## begin Given entries

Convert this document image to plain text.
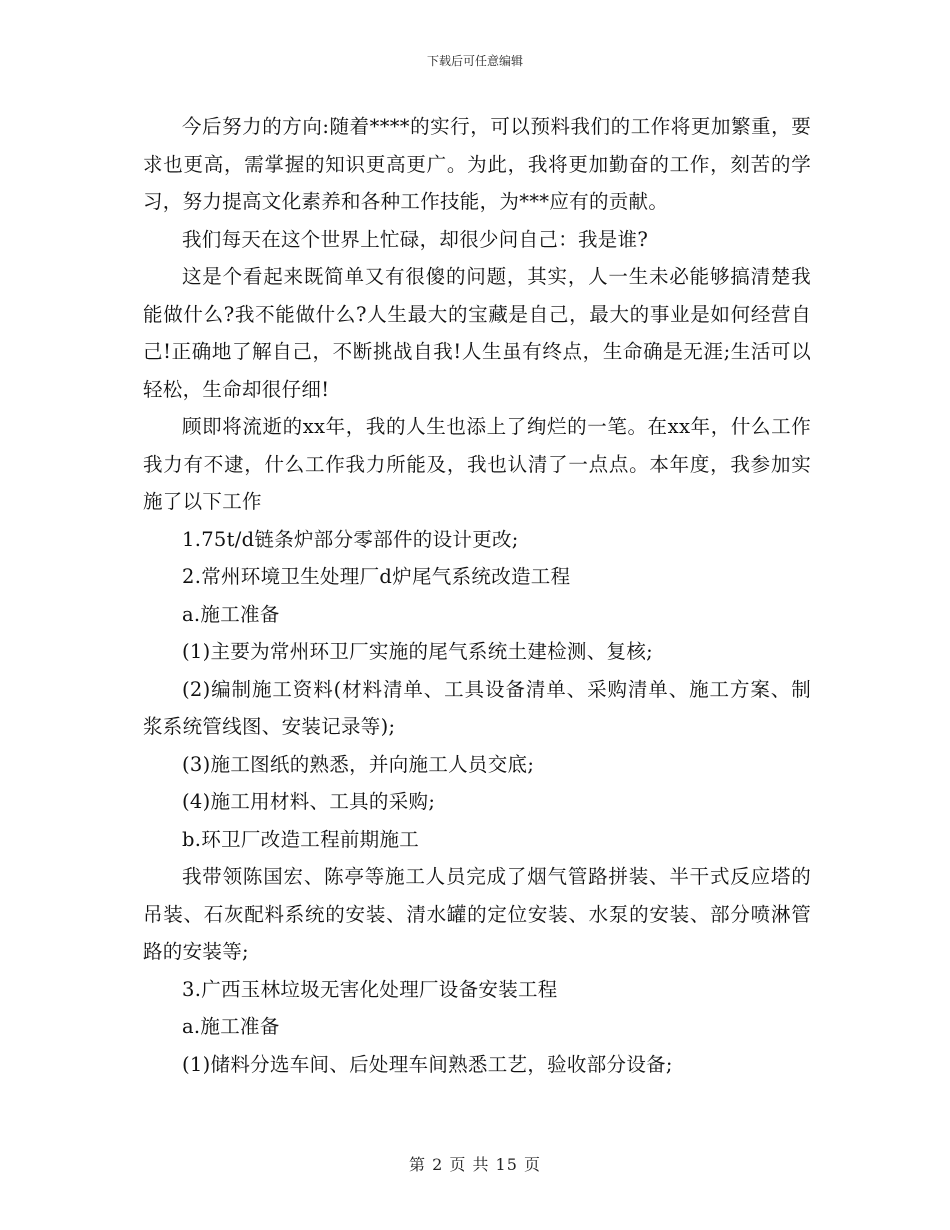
下载后可任意编辑

今后努力的方向:随着****的实行，可以预料我们的工作将更加繁重，要求也更高，需掌握的知识更高更广。为此，我将更加勤奋的工作，刻苦的学习，努力提高文化素养和各种工作技能，为***应有的贡献。

我们每天在这个世界上忙碌，却很少问自己：我是谁?

这是个看起来既简单又有很傻的问题，其实，人一生未必能够搞清楚我能做什么?我不能做什么?人生最大的宝藏是自己，最大的事业是如何经营自己!正确地了解自己，不断挑战自我!人生虽有终点，生命确是无涯;生活可以轻松，生命却很仔细!

顾即将流逝的xx年，我的人生也添上了绚烂的一笔。在xx年，什么工作我力有不逮，什么工作我力所能及，我也认清了一点点。本年度，我参加实施了以下工作

1.75t/d链条炉部分零部件的设计更改;

2.常州环境卫生处理厂d炉尾气系统改造工程

a.施工准备

(1)主要为常州环卫厂实施的尾气系统土建检测、复核;

(2)编制施工资料(材料清单、工具设备清单、采购清单、施工方案、制浆系统管线图、安装记录等);

(3)施工图纸的熟悉，并向施工人员交底;

(4)施工用材料、工具的采购;

b.环卫厂改造工程前期施工

我带领陈国宏、陈亭等施工人员完成了烟气管路拼装、半干式反应塔的吊装、石灰配料系统的安装、清水罐的定位安装、水泵的安装、部分喷淋管路的安装等;

3.广西玉林垃圾无害化处理厂设备安装工程

a.施工准备

(1)储料分选车间、后处理车间熟悉工艺，验收部分设备;

第 2 页 共 15 页
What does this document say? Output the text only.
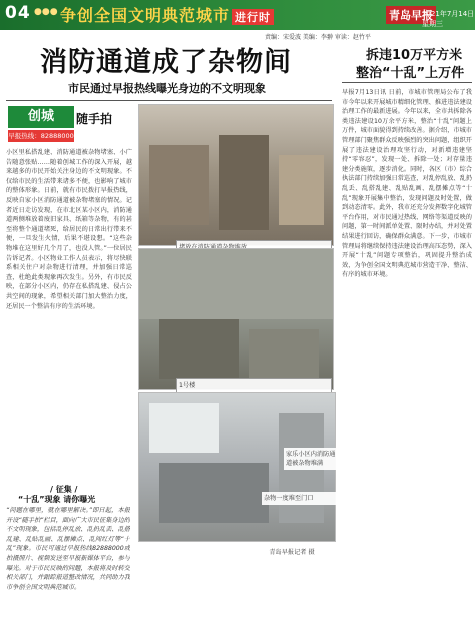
04 ●●● 争创全国文明典范城市 进行时	青岛早报
2021年7月14日 星期三
责编：宋爱波 美编：李翀 审读：赵竹平
消防通道成了杂物间
市民通过早报热线曝光身边的不文明现象
拆违10万平方米
整治“十乱”上万件
创城	随手拍
早报热线：82888000
小区里私搭乱建、消防通道被杂物堵塞、小广告随意张贴……随着创城工作的深入开展，越来越多的市民开始关注身边的不文明现象。不仅给市民的生活带来诸多不便，也影响了城市的整体形象。日前，就有市民拨打早报热线，反映自家小区消防通道被杂物堵塞的情况。记者近日走访发现，在市北区某小区内，消防通道两侧堆放着废旧家具、纸箱等杂物，有的甚至将整个通道堵死，给居民的日常出行带来不便，一旦发生火情，后果不堪设想。“这些杂物堆在这里好几个月了，也没人管。”一位居民告诉记者。小区物业工作人员表示，将尽快联系相关住户对杂物进行清理，并加强日常巡查，杜绝此类现象再次发生。另外，有市民反映，在部分小区内，仍存在私搭乱建、侵占公共空间的现象，希望相关部门加大整治力度，还居民一个整洁有序的生活环境。
1号楼
家乐小区内消防通道被杂物堆满
杂物一度堆至门口
青岛早报记者 摄
/ 征集 /
“十乱”现象 请你曝光
“问题在哪里，就在哪里解决。”即日起，本报开设“随手拍”栏目，面向广大市民征集身边的不文明现象，包括乱停乱放、乱扔乱丢、乱搭乱建、乱贴乱画、乱摆摊点、乱闯红灯等“十乱”现象。市民可通过早报热线82888000或拍摄照片、视频发送至早报新媒体平台，参与曝光。对于市民反映的问题，本报将及时转交相关部门，并跟踪报道整改情况，共同助力我市争创全国文明典范城市。
早报7月13日讯 日前，市城市管理局公布了我市今年以来开展城市精细化管理、推进违法建设治理工作的最新进展。今年以来，全市共拆除各类违法建设10万余平方米，整治“十乱”问题上万件，城市面貌得到持续改善。据介绍，市城市管理部门聚焦群众反映强烈的突出问题，组织开展了违法建设治理攻坚行动，对新增违建坚持“零容忍”，发现一处、拆除一处；对存量违建分类施策，逐步消化。同时，各区（市）综合执法部门持续加强日常巡查，对乱停乱放、乱扔乱丢、乱搭乱建、乱贴乱画、乱摆摊点等“十乱”现象开展集中整治，发现问题及时处置，做到动态清零。此外，我市还充分发挥数字化城管平台作用，对市民通过热线、网络等渠道反映的问题，第一时间派单处置、限时办结，并对处置结果进行回访，确保群众满意。下一步，市城市管理局将继续保持违法建设治理高压态势，深入开展“十乱”问题专项整治，巩固提升整治成效，为争创全国文明典范城市营造干净、整洁、有序的城市环境。
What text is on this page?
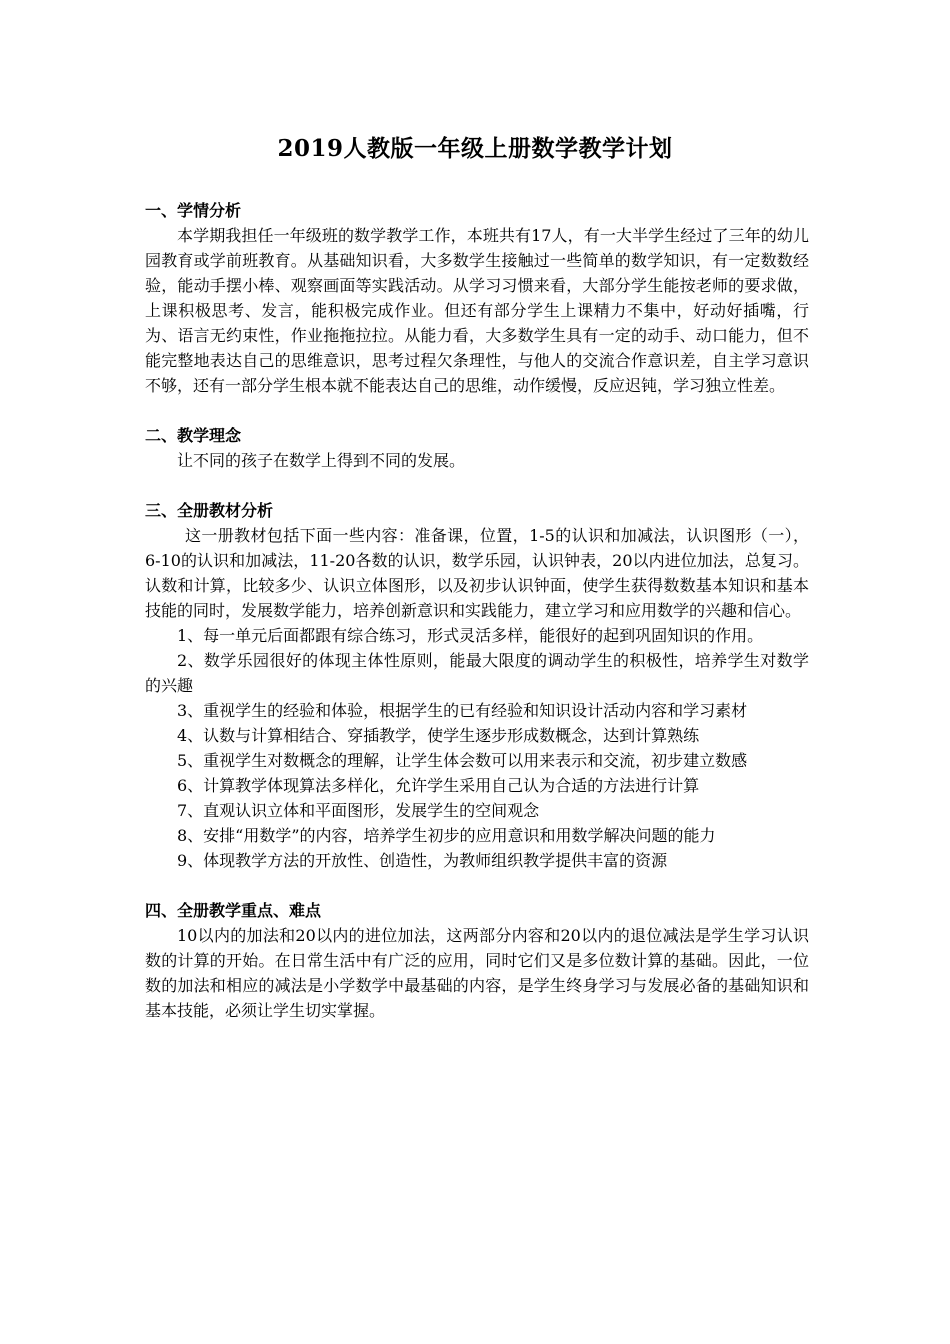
2019人教版一年级上册数学教学计划

一、学情分析

本学期我担任一年级班的数学教学工作，本班共有17人，有一大半学生经过了三年的幼儿园教育或学前班教育。从基础知识看，大多数学生接触过一些简单的数学知识，有一定数数经验，能动手摆小棒、观察画面等实践活动。从学习习惯来看，大部分学生能按老师的要求做，上课积极思考、发言，能积极完成作业。但还有部分学生上课精力不集中，好动好插嘴，行为、语言无约束性，作业拖拖拉拉。从能力看，大多数学生具有一定的动手、动口能力，但不能完整地表达自己的思维意识，思考过程欠条理性，与他人的交流合作意识差，自主学习意识不够，还有一部分学生根本就不能表达自己的思维，动作缓慢，反应迟钝，学习独立性差。

二、教学理念

让不同的孩子在数学上得到不同的发展。

三、全册教材分析

这一册教材包括下面一些内容：准备课，位置，1-5的认识和加减法，认识图形（一），6-10的认识和加减法，11-20各数的认识，数学乐园，认识钟表，20以内进位加法，总复习。认数和计算，比较多少、认识立体图形，以及初步认识钟面，使学生获得数数基本知识和基本技能的同时，发展数学能力，培养创新意识和实践能力，建立学习和应用数学的兴趣和信心。

1、每一单元后面都跟有综合练习，形式灵活多样，能很好的起到巩固知识的作用。

2、数学乐园很好的体现主体性原则，能最大限度的调动学生的积极性，培养学生对数学的兴趣

3、重视学生的经验和体验，根据学生的已有经验和知识设计活动内容和学习素材

4、认数与计算相结合、穿插教学，使学生逐步形成数概念，达到计算熟练

5、重视学生对数概念的理解，让学生体会数可以用来表示和交流，初步建立数感

6、计算教学体现算法多样化，允许学生采用自己认为合适的方法进行计算

7、直观认识立体和平面图形，发展学生的空间观念

8、安排“用数学”的内容，培养学生初步的应用意识和用数学解决问题的能力

9、体现教学方法的开放性、创造性，为教师组织教学提供丰富的资源

四、全册教学重点、难点

10以内的加法和20以内的进位加法，这两部分内容和20以内的退位减法是学生学习认识数的计算的开始。在日常生活中有广泛的应用，同时它们又是多位数计算的基础。因此，一位数的加法和相应的减法是小学数学中最基础的内容，是学生终身学习与发展必备的基础知识和基本技能，必须让学生切实掌握。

## end Given entries

_What you should do_: Set the entries down again exactly. Do not include the images.

_Solution to this exercise_:
Convert this document image to plain text.
下载后可任意编辑

今后努力的方向:随着****的实行，可以预料我们的工作将更加繁重，要求也更高，需掌握的知识更高更广。为此，我将更加勤奋的工作，刻苦的学习，努力提高文化素养和各种工作技能，为***应有的贡献。

我们每天在这个世界上忙碌，却很少问自己：我是谁?

这是个看起来既简单又有很傻的问题，其实，人一生未必能够搞清楚我能做什么?我不能做什么?人生最大的宝藏是自己，最大的事业是如何经营自己!正确地了解自己，不断挑战自我!人生虽有终点，生命确是无涯;生活可以轻松，生命却很仔细!

顾即将流逝的xx年，我的人生也添上了绚烂的一笔。在xx年，什么工作我力有不逮，什么工作我力所能及，我也认清了一点点。本年度，我参加实施了以下工作

1.75t/d链条炉部分零部件的设计更改;

2.常州环境卫生处理厂d炉尾气系统改造工程

a.施工准备

(1)主要为常州环卫厂实施的尾气系统土建检测、复核;

(2)编制施工资料(材料清单、工具设备清单、采购清单、施工方案、制浆系统管线图、安装记录等);

(3)施工图纸的熟悉，并向施工人员交底;

(4)施工用材料、工具的采购;

b.环卫厂改造工程前期施工

我带领陈国宏、陈亭等施工人员完成了烟气管路拼装、半干式反应塔的吊装、石灰配料系统的安装、清水罐的定位安装、水泵的安装、部分喷淋管路的安装等;

3.广西玉林垃圾无害化处理厂设备安装工程

a.施工准备

(1)储料分选车间、后处理车间熟悉工艺，验收部分设备;

第 2 页 共 15 页
What does this document say? Output the text only.
04 ●●● 争创全国文明典范城市 进行时	青岛早报
2021年7月14日 星期三
责编：宋爱波 美编：李翀 审读：赵竹平
消防通道成了杂物间
市民通过早报热线曝光身边的不文明现象
拆违10万平方米
整治“十乱”上万件
创城	随手拍
早报热线：82888000
小区里私搭乱建、消防通道被杂物堵塞、小广告随意张贴……随着创城工作的深入开展，越来越多的市民开始关注身边的不文明现象。不仅给市民的生活带来诸多不便，也影响了城市的整体形象。日前，就有市民拨打早报热线，反映自家小区消防通道被杂物堵塞的情况。记者近日走访发现，在市北区某小区内，消防通道两侧堆放着废旧家具、纸箱等杂物，有的甚至将整个通道堵死，给居民的日常出行带来不便，一旦发生火情，后果不堪设想。“这些杂物堆在这里好几个月了，也没人管。”一位居民告诉记者。小区物业工作人员表示，将尽快联系相关住户对杂物进行清理，并加强日常巡查，杜绝此类现象再次发生。另外，有市民反映，在部分小区内，仍存在私搭乱建、侵占公共空间的现象，希望相关部门加大整治力度，还居民一个整洁有序的生活环境。
1号楼
家乐小区内消防通道被杂物堆满
杂物一度堆至门口
青岛早报记者 摄
/ 征集 /
“十乱”现象 请你曝光
“问题在哪里，就在哪里解决。”即日起，本报开设“随手拍”栏目，面向广大市民征集身边的不文明现象，包括乱停乱放、乱扔乱丢、乱搭乱建、乱贴乱画、乱摆摊点、乱闯红灯等“十乱”现象。市民可通过早报热线82888000或拍摄照片、视频发送至早报新媒体平台，参与曝光。对于市民反映的问题，本报将及时转交相关部门，并跟踪报道整改情况，共同助力我市争创全国文明典范城市。
早报7月13日讯 日前，市城市管理局公布了我市今年以来开展城市精细化管理、推进违法建设治理工作的最新进展。今年以来，全市共拆除各类违法建设10万余平方米，整治“十乱”问题上万件，城市面貌得到持续改善。据介绍，市城市管理部门聚焦群众反映强烈的突出问题，组织开展了违法建设治理攻坚行动，对新增违建坚持“零容忍”，发现一处、拆除一处；对存量违建分类施策，逐步消化。同时，各区（市）综合执法部门持续加强日常巡查，对乱停乱放、乱扔乱丢、乱搭乱建、乱贴乱画、乱摆摊点等“十乱”现象开展集中整治，发现问题及时处置，做到动态清零。此外，我市还充分发挥数字化城管平台作用，对市民通过热线、网络等渠道反映的问题，第一时间派单处置、限时办结，并对处置结果进行回访，确保群众满意。下一步，市城市管理局将继续保持违法建设治理高压态势，深入开展“十乱”问题专项整治，巩固提升整治成效，为争创全国文明典范城市营造干净、整洁、有序的城市环境。
What text is on this page?
2019人教版一年级上册数学教学计划

一、学情分析

本学期我担任一年级班的数学教学工作，本班共有17人，有一大半学生经过了三年的幼儿园教育或学前班教育。从基础知识看，大多数学生接触过一些简单的数学知识，有一定数数经验，能动手摆小棒、观察画面等实践活动。从学习习惯来看，大部分学生能按老师的要求做，上课积极思考、发言，能积极完成作业。但还有部分学生上课精力不集中，好动好插嘴，行为、语言无约束性，作业拖拖拉拉。从能力看，大多数学生具有一定的动手、动口能力，但不能完整地表达自己的思维意识，思考过程欠条理性，与他人的交流合作意识差，自主学习意识不够，还有一部分学生根本就不能表达自己的思维，动作缓慢，反应迟钝，学习独立性差。

二、教学理念

让不同的孩子在数学上得到不同的发展。

三、全册教材分析

这一册教材包括下面一些内容：准备课，位置，1-5的认识和加减法，认识图形（一），6-10的认识和加减法，11-20各数的认识，数学乐园，认识钟表，20以内进位加法，总复习。认数和计算，比较多少、认识立体图形，以及初步认识钟面，使学生获得数数基本知识和基本技能的同时，发展数学能力，培养创新意识和实践能力，建立学习和应用数学的兴趣和信心。

1、每一单元后面都跟有综合练习，形式灵活多样，能很好的起到巩固知识的作用。

2、数学乐园很好的体现主体性原则，能最大限度的调动学生的积极性，培养学生对数学的兴趣

3、重视学生的经验和体验，根据学生的已有经验和知识设计活动内容和学习素材

4、认数与计算相结合、穿插教学，使学生逐步形成数概念，达到计算熟练

5、重视学生对数概念的理解，让学生体会数可以用来表示和交流，初步建立数感

6、计算教学体现算法多样化，允许学生采用自己认为合适的方法进行计算

7、直观认识立体和平面图形，发展学生的空间观念

8、安排“用数学”的内容，培养学生初步的应用意识和用数学解决问题的能力

9、体现教学方法的开放性、创造性，为教师组织教学提供丰富的资源

四、全册教学重点、难点

10以内的加法和20以内的进位加法，这两部分内容和20以内的退位减法是学生学习认识数的计算的开始。在日常生活中有广泛的应用，同时它们又是多位数计算的基础。因此，一位数的加法和相应的减法是小学数学中最基础的内容，是学生终身学习与发展必备的基础知识和基本技能，必须让学生切实掌握。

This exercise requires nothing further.